RECORD LIST:
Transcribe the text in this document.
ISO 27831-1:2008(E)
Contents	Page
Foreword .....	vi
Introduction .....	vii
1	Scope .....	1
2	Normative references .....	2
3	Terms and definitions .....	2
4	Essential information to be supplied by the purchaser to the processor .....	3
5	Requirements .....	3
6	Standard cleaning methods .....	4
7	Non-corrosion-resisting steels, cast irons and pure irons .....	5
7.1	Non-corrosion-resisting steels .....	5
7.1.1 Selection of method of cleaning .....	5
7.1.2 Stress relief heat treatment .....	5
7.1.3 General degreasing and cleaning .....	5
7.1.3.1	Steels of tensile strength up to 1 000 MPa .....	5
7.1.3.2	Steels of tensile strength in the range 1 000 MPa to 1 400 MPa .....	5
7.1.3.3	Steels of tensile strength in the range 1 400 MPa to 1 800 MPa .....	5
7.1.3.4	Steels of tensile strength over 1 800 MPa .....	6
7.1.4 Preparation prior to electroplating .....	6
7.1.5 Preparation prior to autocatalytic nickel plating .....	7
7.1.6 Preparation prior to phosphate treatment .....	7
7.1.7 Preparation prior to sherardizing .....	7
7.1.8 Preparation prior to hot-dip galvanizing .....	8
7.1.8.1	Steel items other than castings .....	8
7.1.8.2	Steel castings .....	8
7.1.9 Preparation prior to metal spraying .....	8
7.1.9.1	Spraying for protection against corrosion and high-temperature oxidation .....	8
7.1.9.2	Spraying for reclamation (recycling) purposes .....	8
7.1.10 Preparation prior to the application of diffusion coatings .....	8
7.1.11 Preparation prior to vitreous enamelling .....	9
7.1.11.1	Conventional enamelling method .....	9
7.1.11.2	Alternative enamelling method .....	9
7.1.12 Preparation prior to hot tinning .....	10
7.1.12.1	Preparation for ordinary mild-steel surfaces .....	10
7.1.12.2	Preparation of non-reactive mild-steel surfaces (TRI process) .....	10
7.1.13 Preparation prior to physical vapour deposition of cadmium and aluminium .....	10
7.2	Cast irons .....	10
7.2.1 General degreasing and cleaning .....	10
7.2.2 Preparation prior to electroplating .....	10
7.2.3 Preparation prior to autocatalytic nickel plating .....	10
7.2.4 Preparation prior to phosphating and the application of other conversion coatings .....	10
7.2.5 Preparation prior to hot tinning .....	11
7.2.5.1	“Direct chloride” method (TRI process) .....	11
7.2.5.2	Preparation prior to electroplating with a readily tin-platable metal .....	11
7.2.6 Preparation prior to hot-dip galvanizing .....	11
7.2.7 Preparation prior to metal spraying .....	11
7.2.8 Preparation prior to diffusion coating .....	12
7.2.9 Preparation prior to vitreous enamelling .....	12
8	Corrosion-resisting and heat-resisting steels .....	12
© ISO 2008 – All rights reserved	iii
---
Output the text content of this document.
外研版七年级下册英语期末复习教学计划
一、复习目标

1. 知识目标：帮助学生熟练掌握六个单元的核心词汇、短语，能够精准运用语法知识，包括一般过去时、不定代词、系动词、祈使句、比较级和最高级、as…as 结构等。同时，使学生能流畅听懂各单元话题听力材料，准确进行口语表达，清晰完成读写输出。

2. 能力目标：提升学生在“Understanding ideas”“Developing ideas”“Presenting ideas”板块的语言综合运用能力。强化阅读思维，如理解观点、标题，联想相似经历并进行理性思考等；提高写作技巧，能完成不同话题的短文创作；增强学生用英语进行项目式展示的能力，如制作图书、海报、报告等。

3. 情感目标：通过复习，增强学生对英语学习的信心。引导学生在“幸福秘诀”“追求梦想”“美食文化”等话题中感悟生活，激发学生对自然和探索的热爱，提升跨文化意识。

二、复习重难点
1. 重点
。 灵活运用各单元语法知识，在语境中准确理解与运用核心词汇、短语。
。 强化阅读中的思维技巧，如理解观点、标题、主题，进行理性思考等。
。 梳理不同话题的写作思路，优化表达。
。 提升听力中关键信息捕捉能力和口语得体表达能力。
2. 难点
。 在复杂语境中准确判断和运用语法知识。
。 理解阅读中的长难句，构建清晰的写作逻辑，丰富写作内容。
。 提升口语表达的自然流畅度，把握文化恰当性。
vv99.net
* * *
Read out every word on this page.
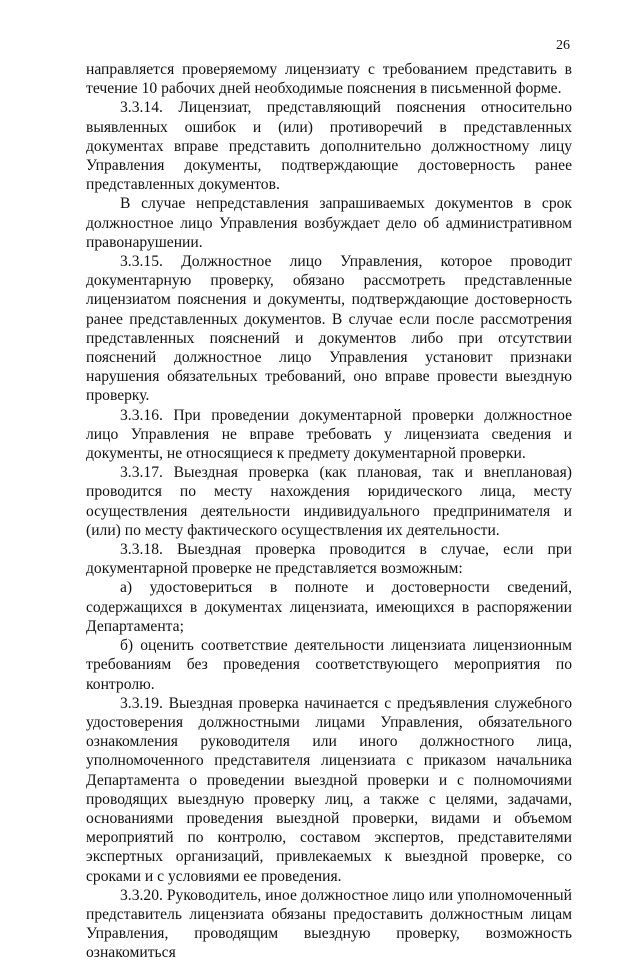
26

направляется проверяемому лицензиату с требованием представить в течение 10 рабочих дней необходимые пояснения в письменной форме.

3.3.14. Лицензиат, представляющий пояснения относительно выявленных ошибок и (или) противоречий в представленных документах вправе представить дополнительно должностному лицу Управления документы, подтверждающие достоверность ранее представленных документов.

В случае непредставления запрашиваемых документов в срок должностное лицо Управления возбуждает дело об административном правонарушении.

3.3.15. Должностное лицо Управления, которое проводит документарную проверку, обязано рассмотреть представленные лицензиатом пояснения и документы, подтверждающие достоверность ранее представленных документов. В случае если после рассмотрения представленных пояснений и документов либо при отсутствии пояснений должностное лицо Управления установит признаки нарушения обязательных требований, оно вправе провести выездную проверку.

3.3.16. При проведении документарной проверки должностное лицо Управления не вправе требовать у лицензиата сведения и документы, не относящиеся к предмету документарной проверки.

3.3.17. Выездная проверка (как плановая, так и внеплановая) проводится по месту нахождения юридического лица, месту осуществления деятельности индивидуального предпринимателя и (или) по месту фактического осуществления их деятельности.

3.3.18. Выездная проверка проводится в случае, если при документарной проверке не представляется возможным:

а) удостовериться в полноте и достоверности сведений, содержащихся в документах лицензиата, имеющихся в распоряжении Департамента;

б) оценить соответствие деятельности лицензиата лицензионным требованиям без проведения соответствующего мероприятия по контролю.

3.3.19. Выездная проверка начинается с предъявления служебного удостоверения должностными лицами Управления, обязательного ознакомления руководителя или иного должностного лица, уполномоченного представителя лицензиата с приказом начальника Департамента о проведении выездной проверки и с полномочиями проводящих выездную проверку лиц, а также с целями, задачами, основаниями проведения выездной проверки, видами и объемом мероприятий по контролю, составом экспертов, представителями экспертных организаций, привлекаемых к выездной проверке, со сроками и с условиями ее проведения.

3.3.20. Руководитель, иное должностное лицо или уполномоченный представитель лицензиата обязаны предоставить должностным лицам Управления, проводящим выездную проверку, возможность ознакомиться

WHAT YOU WILL DO:
Check the data for the word "diffusion" and pull out the lines that have it.

OUTPUT OF THE EXERCISE:
7.1.10 Preparation prior to the application of diffusion coatings .....	8
7.2.8 Preparation prior to diffusion coating .....	12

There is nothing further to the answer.